═══ Available records
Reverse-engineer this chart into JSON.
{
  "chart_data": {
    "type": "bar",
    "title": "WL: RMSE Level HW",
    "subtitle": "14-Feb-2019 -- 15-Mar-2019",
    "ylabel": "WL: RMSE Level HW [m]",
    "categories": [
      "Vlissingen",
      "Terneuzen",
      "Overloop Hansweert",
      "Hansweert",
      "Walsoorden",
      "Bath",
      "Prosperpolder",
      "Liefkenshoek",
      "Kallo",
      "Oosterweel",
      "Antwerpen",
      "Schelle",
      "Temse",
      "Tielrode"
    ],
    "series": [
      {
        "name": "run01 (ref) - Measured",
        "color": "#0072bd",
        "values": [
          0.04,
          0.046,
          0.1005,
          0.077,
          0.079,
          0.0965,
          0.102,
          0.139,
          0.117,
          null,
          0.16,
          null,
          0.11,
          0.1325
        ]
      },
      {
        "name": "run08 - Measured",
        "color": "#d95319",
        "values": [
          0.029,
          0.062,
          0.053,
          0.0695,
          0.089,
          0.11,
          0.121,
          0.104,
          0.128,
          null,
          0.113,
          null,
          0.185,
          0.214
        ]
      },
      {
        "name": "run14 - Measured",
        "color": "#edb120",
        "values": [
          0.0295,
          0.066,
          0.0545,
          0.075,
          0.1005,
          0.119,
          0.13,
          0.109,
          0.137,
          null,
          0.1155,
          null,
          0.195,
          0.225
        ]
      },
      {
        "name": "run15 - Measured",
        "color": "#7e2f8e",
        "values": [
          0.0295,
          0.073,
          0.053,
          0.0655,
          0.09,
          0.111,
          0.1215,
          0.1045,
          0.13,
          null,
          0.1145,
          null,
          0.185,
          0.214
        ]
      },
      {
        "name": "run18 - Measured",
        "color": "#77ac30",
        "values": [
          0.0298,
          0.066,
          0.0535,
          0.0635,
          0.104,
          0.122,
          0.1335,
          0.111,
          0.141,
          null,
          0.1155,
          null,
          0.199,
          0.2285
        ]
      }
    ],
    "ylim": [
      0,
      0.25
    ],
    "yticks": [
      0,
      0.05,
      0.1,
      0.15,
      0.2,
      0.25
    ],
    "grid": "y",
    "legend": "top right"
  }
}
══════
Task brief:
Hand back the material above in full, exactly as written.

Expected answer:
Reverse-engineer this chart into JSON.
{
  "chart_data": {
    "type": "bar",
    "title": "WL: RMSE Level HW",
    "subtitle": "14-Feb-2019 -- 15-Mar-2019",
    "ylabel": "WL: RMSE Level HW [m]",
    "categories": [
      "Vlissingen",
      "Terneuzen",
      "Overloop Hansweert",
      "Hansweert",
      "Walsoorden",
      "Bath",
      "Prosperpolder",
      "Liefkenshoek",
      "Kallo",
      "Oosterweel",
      "Antwerpen",
      "Schelle",
      "Temse",
      "Tielrode"
    ],
    "series": [
      {
        "name": "run01 (ref) - Measured",
        "color": "#0072bd",
        "values": [
          0.04,
          0.046,
          0.1005,
          0.077,
          0.079,
          0.0965,
          0.102,
          0.139,
          0.117,
          null,
          0.16,
          null,
          0.11,
          0.1325
        ]
      },
      {
        "name": "run08 - Measured",
        "color": "#d95319",
        "values": [
          0.029,
          0.062,
          0.053,
          0.0695,
          0.089,
          0.11,
          0.121,
          0.104,
          0.128,
          null,
          0.113,
          null,
          0.185,
          0.214
        ]
      },
      {
        "name": "run14 - Measured",
        "color": "#edb120",
        "values": [
          0.0295,
          0.066,
          0.0545,
          0.075,
          0.1005,
          0.119,
          0.13,
          0.109,
          0.137,
          null,
          0.1155,
          null,
          0.195,
          0.225
        ]
      },
      {
        "name": "run15 - Measured",
        "color": "#7e2f8e",
        "values": [
          0.0295,
          0.073,
          0.053,
          0.0655,
          0.09,
          0.111,
          0.1215,
          0.1045,
          0.13,
          null,
          0.1145,
          null,
          0.185,
          0.214
        ]
      },
      {
        "name": "run18 - Measured",
        "color": "#77ac30",
        "values": [
          0.0298,
          0.066,
          0.0535,
          0.0635,
          0.104,
          0.122,
          0.1335,
          0.111,
          0.141,
          null,
          0.1155,
          null,
          0.199,
          0.2285
        ]
      }
    ],
    "ylim": [
      0,
      0.25
    ],
    "yticks": [
      0,
      0.05,
      0.1,
      0.15,
      0.2,
      0.25
    ],
    "grid": "y",
    "legend": "top right"
  }
}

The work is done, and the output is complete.